RECORDS SHOWN

--- Start ---

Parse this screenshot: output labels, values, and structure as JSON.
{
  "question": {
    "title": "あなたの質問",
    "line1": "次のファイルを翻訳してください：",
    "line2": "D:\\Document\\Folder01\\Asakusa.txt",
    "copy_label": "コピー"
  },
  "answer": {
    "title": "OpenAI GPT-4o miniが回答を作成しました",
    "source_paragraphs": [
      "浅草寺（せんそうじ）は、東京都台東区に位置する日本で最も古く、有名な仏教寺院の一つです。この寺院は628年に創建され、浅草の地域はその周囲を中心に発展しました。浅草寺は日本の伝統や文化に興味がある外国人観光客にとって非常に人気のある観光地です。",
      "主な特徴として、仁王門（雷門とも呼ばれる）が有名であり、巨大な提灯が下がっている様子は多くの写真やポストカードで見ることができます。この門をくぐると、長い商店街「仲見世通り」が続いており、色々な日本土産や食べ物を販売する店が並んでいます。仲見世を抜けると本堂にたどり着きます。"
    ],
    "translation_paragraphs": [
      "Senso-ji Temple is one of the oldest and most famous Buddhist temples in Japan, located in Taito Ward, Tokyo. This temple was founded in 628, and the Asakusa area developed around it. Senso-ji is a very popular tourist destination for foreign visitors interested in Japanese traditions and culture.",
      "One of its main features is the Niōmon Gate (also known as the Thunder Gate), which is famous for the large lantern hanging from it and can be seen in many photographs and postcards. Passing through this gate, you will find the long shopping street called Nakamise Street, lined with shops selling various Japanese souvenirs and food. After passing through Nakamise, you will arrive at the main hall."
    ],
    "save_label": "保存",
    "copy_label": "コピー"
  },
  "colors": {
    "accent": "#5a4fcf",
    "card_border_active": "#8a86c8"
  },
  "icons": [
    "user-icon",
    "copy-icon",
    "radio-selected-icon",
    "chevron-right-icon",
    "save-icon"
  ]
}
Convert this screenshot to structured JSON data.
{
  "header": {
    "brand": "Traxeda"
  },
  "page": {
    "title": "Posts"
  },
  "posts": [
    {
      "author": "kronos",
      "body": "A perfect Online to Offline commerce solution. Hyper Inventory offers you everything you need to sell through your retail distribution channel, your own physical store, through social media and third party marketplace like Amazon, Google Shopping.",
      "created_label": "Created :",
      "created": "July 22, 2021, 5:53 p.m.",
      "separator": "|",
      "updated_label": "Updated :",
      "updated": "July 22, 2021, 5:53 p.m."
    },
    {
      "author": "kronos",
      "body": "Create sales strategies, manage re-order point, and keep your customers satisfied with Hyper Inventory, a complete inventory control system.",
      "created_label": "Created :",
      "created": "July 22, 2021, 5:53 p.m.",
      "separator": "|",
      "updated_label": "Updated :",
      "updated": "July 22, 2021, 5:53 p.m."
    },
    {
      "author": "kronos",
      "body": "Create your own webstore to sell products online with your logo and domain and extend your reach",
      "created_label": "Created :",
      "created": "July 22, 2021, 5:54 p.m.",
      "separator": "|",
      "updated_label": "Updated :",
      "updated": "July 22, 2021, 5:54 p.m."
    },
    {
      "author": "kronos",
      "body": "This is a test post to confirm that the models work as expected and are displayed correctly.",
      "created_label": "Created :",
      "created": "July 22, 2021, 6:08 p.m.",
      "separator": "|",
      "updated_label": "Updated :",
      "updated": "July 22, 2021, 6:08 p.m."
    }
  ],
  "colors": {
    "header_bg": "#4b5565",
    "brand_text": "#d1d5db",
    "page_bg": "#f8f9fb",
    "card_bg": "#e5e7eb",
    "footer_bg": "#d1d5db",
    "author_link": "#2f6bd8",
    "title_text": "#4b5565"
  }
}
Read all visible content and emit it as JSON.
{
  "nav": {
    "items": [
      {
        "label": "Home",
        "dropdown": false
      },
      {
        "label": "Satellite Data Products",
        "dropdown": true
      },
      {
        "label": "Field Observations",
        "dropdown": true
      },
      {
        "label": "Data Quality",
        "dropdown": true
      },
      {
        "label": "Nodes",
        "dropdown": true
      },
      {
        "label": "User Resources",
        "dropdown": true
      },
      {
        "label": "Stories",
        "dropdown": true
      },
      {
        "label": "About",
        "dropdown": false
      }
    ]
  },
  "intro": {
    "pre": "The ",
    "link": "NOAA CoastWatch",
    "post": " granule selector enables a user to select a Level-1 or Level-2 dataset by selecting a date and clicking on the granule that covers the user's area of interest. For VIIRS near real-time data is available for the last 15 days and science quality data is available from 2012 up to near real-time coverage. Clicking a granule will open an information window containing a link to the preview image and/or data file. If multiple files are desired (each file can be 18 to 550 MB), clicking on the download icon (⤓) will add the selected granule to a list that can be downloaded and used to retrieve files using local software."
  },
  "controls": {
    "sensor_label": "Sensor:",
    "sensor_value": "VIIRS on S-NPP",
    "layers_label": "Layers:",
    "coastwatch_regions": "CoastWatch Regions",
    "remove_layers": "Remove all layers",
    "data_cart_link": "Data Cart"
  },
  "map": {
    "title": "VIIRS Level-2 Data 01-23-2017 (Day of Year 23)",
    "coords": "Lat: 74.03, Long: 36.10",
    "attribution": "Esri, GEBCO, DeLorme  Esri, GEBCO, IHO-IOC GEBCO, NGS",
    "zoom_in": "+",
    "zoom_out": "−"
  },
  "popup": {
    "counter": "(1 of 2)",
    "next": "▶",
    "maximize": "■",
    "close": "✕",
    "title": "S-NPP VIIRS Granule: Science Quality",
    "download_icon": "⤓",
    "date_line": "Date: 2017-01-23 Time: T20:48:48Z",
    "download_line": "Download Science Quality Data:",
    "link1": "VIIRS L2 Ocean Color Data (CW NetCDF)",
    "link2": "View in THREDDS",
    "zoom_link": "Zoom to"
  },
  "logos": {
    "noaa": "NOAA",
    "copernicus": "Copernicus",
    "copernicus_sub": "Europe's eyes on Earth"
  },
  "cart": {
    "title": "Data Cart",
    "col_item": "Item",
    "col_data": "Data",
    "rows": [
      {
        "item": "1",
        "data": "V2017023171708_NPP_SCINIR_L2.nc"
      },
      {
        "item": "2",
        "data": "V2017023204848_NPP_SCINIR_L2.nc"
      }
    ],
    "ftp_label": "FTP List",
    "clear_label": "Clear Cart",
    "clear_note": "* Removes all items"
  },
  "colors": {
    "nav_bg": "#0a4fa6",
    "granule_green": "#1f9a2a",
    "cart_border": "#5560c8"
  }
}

--- End ---

SHORT PROBLEM
Gather up every line from the listing above in which the word "screenshot" occurs.

RIGHT ANSWER
Parse this screenshot: output labels, values, and structure as JSON.
Convert this screenshot to structured JSON data.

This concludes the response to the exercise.